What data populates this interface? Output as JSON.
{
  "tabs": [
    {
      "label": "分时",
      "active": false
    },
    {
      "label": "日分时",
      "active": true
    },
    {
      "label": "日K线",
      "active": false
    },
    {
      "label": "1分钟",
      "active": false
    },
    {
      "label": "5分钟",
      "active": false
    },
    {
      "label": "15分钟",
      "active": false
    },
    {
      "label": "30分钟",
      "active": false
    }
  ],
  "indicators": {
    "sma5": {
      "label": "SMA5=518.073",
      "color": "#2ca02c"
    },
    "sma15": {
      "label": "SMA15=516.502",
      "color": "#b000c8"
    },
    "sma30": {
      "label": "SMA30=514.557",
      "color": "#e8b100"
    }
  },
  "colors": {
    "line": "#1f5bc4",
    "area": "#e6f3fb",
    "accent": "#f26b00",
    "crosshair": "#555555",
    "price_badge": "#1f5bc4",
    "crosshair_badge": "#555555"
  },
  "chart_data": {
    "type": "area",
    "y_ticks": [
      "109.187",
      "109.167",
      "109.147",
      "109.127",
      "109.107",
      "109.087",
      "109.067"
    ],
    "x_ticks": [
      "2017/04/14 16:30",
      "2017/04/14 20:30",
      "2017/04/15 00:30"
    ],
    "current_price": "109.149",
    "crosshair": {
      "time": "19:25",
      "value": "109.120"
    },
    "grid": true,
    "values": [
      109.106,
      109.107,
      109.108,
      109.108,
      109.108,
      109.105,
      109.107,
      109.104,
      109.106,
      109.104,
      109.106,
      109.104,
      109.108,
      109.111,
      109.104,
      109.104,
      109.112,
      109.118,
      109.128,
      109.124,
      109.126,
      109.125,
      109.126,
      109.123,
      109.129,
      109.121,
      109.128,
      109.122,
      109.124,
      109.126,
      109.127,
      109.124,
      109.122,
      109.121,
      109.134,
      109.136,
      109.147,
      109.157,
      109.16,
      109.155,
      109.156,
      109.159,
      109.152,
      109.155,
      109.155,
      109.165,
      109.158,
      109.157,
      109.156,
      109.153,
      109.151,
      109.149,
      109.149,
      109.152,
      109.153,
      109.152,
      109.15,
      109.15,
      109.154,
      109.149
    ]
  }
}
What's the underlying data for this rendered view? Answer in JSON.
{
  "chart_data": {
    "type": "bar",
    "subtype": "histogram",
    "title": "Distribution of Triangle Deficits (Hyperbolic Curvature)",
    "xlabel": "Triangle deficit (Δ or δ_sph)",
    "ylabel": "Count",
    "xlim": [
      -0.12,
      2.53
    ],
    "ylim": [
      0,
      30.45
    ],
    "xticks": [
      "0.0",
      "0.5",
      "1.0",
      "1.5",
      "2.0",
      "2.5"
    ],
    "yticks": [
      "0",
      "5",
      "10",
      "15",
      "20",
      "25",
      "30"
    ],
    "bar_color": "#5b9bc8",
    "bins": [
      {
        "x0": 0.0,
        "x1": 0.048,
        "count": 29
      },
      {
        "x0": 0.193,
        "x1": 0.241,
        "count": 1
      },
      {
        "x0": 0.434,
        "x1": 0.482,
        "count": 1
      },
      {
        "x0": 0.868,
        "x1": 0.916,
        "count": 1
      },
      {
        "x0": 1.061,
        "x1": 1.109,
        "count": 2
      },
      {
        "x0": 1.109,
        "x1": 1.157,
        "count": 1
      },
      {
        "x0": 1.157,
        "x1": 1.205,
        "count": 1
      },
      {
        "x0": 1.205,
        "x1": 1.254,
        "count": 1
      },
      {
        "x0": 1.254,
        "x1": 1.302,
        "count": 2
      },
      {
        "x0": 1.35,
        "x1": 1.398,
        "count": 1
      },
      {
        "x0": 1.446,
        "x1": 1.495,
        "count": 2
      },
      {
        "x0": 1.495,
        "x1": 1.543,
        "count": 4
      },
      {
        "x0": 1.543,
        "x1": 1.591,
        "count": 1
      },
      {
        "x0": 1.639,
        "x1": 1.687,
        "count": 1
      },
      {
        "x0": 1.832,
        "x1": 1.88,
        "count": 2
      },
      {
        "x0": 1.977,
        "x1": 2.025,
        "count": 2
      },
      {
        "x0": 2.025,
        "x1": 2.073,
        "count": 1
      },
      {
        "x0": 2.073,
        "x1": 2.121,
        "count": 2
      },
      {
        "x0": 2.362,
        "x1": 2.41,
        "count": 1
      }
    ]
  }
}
○ ○ ○ ○ ○
Restate all of the entries exactly, please.

What data populates this interface? Output as JSON.
{
  "tabs": [
    {
      "label": "分时",
      "active": false
    },
    {
      "label": "日分时",
      "active": true
    },
    {
      "label": "日K线",
      "active": false
    },
    {
      "label": "1分钟",
      "active": false
    },
    {
      "label": "5分钟",
      "active": false
    },
    {
      "label": "15分钟",
      "active": false
    },
    {
      "label": "30分钟",
      "active": false
    }
  ],
  "indicators": {
    "sma5": {
      "label": "SMA5=518.073",
      "color": "#2ca02c"
    },
    "sma15": {
      "label": "SMA15=516.502",
      "color": "#b000c8"
    },
    "sma30": {
      "label": "SMA30=514.557",
      "color": "#e8b100"
    }
  },
  "colors": {
    "line": "#1f5bc4",
    "area": "#e6f3fb",
    "accent": "#f26b00",
    "crosshair": "#555555",
    "price_badge": "#1f5bc4",
    "crosshair_badge": "#555555"
  },
  "chart_data": {
    "type": "area",
    "y_ticks": [
      "109.187",
      "109.167",
      "109.147",
      "109.127",
      "109.107",
      "109.087",
      "109.067"
    ],
    "x_ticks": [
      "2017/04/14 16:30",
      "2017/04/14 20:30",
      "2017/04/15 00:30"
    ],
    "current_price": "109.149",
    "crosshair": {
      "time": "19:25",
      "value": "109.120"
    },
    "grid": true,
    "values": [
      109.106,
      109.107,
      109.108,
      109.108,
      109.108,
      109.105,
      109.107,
      109.104,
      109.106,
      109.104,
      109.106,
      109.104,
      109.108,
      109.111,
      109.104,
      109.104,
      109.112,
      109.118,
      109.128,
      109.124,
      109.126,
      109.125,
      109.126,
      109.123,
      109.129,
      109.121,
      109.128,
      109.122,
      109.124,
      109.126,
      109.127,
      109.124,
      109.122,
      109.121,
      109.134,
      109.136,
      109.147,
      109.157,
      109.16,
      109.155,
      109.156,
      109.159,
      109.152,
      109.155,
      109.155,
      109.165,
      109.158,
      109.157,
      109.156,
      109.153,
      109.151,
      109.149,
      109.149,
      109.152,
      109.153,
      109.152,
      109.15,
      109.15,
      109.154,
      109.149
    ]
  }
}
What's the underlying data for this rendered view? Answer in JSON.
{
  "chart_data": {
    "type": "bar",
    "subtype": "histogram",
    "title": "Distribution of Triangle Deficits (Hyperbolic Curvature)",
    "xlabel": "Triangle deficit (Δ or δ_sph)",
    "ylabel": "Count",
    "xlim": [
      -0.12,
      2.53
    ],
    "ylim": [
      0,
      30.45
    ],
    "xticks": [
      "0.0",
      "0.5",
      "1.0",
      "1.5",
      "2.0",
      "2.5"
    ],
    "yticks": [
      "0",
      "5",
      "10",
      "15",
      "20",
      "25",
      "30"
    ],
    "bar_color": "#5b9bc8",
    "bins": [
      {
        "x0": 0.0,
        "x1": 0.048,
        "count": 29
      },
      {
        "x0": 0.193,
        "x1": 0.241,
        "count": 1
      },
      {
        "x0": 0.434,
        "x1": 0.482,
        "count": 1
      },
      {
        "x0": 0.868,
        "x1": 0.916,
        "count": 1
      },
      {
        "x0": 1.061,
        "x1": 1.109,
        "count": 2
      },
      {
        "x0": 1.109,
        "x1": 1.157,
        "count": 1
      },
      {
        "x0": 1.157,
        "x1": 1.205,
        "count": 1
      },
      {
        "x0": 1.205,
        "x1": 1.254,
        "count": 1
      },
      {
        "x0": 1.254,
        "x1": 1.302,
        "count": 2
      },
      {
        "x0": 1.35,
        "x1": 1.398,
        "count": 1
      },
      {
        "x0": 1.446,
        "x1": 1.495,
        "count": 2
      },
      {
        "x0": 1.495,
        "x1": 1.543,
        "count": 4
      },
      {
        "x0": 1.543,
        "x1": 1.591,
        "count": 1
      },
      {
        "x0": 1.639,
        "x1": 1.687,
        "count": 1
      },
      {
        "x0": 1.832,
        "x1": 1.88,
        "count": 2
      },
      {
        "x0": 1.977,
        "x1": 2.025,
        "count": 2
      },
      {
        "x0": 2.025,
        "x1": 2.073,
        "count": 1
      },
      {
        "x0": 2.073,
        "x1": 2.121,
        "count": 2
      },
      {
        "x0": 2.362,
        "x1": 2.41,
        "count": 1
      }
    ]
  }
}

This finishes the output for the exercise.